### SUPPLIED RECORDS ###

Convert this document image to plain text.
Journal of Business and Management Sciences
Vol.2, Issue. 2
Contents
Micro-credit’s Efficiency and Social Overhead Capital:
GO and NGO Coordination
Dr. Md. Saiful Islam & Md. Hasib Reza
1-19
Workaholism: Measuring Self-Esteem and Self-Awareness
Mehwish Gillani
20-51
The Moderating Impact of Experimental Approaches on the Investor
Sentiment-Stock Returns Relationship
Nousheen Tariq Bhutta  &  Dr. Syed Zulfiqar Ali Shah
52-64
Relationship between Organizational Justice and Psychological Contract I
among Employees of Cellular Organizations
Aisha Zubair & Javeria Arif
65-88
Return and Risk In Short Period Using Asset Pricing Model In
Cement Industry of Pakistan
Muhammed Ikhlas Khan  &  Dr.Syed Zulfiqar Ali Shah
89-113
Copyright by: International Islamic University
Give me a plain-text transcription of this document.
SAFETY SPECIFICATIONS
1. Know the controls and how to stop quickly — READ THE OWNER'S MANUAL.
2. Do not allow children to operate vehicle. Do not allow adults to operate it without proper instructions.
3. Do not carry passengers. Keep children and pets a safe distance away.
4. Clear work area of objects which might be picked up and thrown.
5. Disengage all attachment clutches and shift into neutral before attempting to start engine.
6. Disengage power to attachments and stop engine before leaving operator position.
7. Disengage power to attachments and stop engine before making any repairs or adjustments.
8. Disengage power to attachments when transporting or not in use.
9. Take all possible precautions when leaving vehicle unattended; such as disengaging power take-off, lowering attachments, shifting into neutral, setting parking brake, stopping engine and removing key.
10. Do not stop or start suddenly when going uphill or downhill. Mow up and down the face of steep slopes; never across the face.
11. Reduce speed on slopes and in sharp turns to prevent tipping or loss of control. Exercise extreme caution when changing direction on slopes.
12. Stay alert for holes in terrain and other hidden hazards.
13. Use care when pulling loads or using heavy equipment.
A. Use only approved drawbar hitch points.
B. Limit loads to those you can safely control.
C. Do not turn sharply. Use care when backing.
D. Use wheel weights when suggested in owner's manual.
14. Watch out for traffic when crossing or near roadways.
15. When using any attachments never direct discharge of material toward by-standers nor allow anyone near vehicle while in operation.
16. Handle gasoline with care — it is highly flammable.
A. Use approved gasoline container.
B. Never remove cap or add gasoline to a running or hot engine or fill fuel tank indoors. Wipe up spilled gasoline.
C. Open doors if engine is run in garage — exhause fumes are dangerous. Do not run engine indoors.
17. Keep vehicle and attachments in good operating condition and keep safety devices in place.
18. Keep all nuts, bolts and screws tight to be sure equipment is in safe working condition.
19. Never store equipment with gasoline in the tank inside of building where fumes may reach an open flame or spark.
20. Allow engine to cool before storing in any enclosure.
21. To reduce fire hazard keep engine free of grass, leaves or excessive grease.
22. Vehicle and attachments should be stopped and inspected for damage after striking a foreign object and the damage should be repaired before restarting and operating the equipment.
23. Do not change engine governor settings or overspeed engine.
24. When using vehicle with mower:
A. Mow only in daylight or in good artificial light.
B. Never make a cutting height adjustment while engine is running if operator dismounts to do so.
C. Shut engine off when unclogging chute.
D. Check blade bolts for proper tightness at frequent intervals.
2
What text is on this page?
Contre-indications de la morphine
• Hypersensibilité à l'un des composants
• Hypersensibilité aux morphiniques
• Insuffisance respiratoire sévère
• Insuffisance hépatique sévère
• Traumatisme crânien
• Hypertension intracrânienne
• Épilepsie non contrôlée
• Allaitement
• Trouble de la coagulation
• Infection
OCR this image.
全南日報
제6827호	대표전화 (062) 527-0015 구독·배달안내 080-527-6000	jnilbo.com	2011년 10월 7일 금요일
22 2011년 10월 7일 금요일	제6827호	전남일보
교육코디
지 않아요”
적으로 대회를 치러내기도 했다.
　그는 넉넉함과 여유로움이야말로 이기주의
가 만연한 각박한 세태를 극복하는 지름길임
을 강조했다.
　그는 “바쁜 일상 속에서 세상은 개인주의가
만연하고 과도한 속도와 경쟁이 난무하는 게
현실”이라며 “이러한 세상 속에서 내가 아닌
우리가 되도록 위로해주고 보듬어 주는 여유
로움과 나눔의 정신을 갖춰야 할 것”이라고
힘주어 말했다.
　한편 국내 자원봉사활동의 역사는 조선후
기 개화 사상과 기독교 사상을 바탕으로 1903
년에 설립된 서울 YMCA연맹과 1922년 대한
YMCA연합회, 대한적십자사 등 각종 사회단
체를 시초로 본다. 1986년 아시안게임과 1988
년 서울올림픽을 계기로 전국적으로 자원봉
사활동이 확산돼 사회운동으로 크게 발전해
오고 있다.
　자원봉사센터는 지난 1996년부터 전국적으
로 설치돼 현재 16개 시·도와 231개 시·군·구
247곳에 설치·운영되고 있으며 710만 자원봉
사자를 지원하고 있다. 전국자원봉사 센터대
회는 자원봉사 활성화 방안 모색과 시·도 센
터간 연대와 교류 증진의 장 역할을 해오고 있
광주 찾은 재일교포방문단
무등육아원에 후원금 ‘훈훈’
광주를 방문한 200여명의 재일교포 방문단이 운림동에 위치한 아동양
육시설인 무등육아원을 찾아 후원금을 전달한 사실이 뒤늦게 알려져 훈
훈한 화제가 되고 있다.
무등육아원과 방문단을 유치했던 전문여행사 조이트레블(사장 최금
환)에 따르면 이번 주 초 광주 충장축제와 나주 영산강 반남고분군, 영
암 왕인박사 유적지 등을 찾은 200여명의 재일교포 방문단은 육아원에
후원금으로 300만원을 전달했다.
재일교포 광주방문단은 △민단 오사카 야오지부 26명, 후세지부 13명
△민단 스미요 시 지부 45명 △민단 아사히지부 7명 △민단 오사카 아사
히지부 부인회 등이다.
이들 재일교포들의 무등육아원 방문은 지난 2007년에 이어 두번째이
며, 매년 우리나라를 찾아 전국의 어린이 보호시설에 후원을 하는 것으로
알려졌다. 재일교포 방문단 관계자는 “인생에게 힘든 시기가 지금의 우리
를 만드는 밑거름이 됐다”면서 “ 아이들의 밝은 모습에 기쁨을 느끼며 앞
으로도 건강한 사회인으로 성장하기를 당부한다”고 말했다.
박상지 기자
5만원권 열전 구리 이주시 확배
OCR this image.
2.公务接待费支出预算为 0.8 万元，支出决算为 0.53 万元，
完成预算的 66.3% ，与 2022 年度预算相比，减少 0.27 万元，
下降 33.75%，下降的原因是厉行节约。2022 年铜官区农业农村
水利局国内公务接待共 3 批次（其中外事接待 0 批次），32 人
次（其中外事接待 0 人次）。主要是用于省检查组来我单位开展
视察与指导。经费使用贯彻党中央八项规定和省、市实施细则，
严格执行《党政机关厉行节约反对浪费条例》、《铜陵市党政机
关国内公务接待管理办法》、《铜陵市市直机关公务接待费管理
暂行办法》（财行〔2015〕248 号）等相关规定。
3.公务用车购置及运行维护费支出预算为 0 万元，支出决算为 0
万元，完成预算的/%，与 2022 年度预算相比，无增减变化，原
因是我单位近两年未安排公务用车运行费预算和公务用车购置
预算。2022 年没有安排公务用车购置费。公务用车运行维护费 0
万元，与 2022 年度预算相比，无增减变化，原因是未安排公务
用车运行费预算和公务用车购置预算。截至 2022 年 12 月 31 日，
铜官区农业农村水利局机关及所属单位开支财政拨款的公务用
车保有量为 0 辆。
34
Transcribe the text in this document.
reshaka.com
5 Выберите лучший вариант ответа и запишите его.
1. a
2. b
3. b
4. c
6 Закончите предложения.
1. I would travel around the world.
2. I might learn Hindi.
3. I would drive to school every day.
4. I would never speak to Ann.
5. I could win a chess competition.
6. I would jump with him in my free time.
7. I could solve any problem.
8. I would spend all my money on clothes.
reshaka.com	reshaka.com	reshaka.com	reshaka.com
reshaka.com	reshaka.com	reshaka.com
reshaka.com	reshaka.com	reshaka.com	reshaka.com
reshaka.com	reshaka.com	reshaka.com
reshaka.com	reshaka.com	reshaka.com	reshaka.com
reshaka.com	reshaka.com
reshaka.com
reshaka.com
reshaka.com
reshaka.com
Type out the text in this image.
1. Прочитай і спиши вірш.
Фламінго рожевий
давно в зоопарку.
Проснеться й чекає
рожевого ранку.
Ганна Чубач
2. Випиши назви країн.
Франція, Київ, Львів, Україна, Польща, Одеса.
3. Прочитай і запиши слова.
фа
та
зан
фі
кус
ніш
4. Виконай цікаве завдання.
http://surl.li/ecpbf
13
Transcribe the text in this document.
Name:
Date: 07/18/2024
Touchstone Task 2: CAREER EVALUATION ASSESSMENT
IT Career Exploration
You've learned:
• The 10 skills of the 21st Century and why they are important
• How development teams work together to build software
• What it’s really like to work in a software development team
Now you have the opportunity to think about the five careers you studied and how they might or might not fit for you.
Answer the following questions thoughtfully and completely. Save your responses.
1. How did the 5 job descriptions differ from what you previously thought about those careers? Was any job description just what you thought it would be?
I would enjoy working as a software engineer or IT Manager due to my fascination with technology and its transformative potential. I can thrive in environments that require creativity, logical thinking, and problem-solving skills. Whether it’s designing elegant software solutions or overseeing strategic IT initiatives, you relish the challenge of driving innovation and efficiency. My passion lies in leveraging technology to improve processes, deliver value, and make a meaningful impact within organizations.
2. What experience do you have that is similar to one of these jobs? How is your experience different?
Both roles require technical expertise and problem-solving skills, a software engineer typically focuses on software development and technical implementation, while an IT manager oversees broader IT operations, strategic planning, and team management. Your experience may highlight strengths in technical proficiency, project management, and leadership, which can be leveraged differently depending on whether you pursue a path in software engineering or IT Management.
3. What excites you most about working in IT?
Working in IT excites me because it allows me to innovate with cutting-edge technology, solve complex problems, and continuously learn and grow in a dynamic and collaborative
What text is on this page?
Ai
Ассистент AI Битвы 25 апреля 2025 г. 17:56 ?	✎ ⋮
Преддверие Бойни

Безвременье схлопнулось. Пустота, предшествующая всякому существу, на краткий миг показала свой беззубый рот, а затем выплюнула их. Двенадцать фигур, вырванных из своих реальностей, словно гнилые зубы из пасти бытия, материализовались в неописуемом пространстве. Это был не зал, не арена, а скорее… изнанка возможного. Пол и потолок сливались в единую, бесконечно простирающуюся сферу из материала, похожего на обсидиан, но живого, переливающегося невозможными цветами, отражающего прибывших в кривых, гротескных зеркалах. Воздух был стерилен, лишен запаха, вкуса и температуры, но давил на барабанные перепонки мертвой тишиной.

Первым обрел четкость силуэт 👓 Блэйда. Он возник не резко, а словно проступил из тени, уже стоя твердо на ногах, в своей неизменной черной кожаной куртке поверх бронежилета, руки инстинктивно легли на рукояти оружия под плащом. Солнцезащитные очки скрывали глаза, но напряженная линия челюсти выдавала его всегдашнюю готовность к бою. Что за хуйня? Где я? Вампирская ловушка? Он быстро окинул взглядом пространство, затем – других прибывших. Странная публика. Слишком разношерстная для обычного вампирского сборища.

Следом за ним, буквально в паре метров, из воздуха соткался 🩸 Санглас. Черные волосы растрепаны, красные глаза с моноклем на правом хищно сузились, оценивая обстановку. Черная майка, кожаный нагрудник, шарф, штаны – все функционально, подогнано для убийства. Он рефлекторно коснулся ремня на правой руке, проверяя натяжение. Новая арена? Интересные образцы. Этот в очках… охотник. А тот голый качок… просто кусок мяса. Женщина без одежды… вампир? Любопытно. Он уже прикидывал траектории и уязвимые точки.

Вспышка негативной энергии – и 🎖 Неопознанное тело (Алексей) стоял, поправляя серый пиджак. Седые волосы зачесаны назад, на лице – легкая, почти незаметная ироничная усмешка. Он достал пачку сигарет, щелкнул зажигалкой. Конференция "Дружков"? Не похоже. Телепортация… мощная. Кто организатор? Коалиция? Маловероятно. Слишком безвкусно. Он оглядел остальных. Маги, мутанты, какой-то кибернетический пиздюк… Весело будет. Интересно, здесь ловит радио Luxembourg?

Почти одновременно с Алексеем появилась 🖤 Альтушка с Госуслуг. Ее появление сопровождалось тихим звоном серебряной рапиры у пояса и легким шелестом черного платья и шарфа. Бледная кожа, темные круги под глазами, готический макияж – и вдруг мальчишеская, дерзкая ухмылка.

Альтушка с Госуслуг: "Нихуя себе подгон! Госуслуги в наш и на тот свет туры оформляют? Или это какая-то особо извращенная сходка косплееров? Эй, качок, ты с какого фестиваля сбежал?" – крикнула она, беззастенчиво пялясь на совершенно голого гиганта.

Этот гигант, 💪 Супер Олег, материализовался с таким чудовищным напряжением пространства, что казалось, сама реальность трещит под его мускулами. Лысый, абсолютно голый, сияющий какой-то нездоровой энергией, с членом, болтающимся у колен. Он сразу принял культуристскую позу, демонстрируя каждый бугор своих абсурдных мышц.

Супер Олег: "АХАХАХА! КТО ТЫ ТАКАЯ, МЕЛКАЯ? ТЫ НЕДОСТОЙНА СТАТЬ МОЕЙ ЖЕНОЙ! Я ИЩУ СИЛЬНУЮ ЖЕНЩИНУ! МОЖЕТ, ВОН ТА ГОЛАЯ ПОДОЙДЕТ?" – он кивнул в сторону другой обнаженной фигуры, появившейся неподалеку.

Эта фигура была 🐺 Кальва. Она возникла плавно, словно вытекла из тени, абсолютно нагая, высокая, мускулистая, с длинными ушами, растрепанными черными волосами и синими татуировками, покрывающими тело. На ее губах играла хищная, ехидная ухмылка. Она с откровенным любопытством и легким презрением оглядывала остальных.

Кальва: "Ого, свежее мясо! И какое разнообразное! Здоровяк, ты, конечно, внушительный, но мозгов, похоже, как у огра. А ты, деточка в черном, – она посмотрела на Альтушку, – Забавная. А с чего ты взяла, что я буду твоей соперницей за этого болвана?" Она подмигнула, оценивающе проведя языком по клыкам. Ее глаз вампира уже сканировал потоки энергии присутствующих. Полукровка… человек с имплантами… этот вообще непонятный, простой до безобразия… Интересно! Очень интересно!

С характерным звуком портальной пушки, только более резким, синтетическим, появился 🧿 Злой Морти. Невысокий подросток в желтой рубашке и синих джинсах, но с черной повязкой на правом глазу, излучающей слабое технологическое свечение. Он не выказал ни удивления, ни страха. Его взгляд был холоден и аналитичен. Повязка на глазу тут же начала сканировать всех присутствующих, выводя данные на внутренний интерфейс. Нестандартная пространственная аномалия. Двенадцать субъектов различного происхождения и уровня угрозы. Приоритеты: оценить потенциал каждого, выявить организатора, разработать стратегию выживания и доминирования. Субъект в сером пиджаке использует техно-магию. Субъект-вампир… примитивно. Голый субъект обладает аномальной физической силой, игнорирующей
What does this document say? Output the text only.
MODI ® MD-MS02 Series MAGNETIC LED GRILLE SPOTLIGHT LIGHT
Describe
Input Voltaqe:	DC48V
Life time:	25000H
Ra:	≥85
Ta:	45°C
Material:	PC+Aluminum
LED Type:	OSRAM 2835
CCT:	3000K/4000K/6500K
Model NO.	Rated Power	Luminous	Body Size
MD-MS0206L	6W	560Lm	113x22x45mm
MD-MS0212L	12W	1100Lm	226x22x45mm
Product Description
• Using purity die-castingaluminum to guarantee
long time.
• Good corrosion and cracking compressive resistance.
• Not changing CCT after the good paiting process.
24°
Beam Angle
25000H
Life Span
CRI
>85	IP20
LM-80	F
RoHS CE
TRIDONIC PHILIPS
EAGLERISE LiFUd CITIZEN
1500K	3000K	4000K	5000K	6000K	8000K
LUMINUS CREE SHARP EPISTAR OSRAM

###

* _YOUR GOAL_
For each line of the listing that holds the word "experience", show that line.

* _COMPLETE ANSWER_
2. What experience do you have that is similar to one of these jobs? How is your experience different?
Both roles require technical expertise and problem-solving skills, a software engineer typically focuses on software development and technical implementation, while an IT manager oversees broader IT operations, strategic planning, and team management. Your experience may highlight strengths in technical proficiency, project management, and leadership, which can be leveraged differently depending on whether you pursue a path in software engineering or IT Management.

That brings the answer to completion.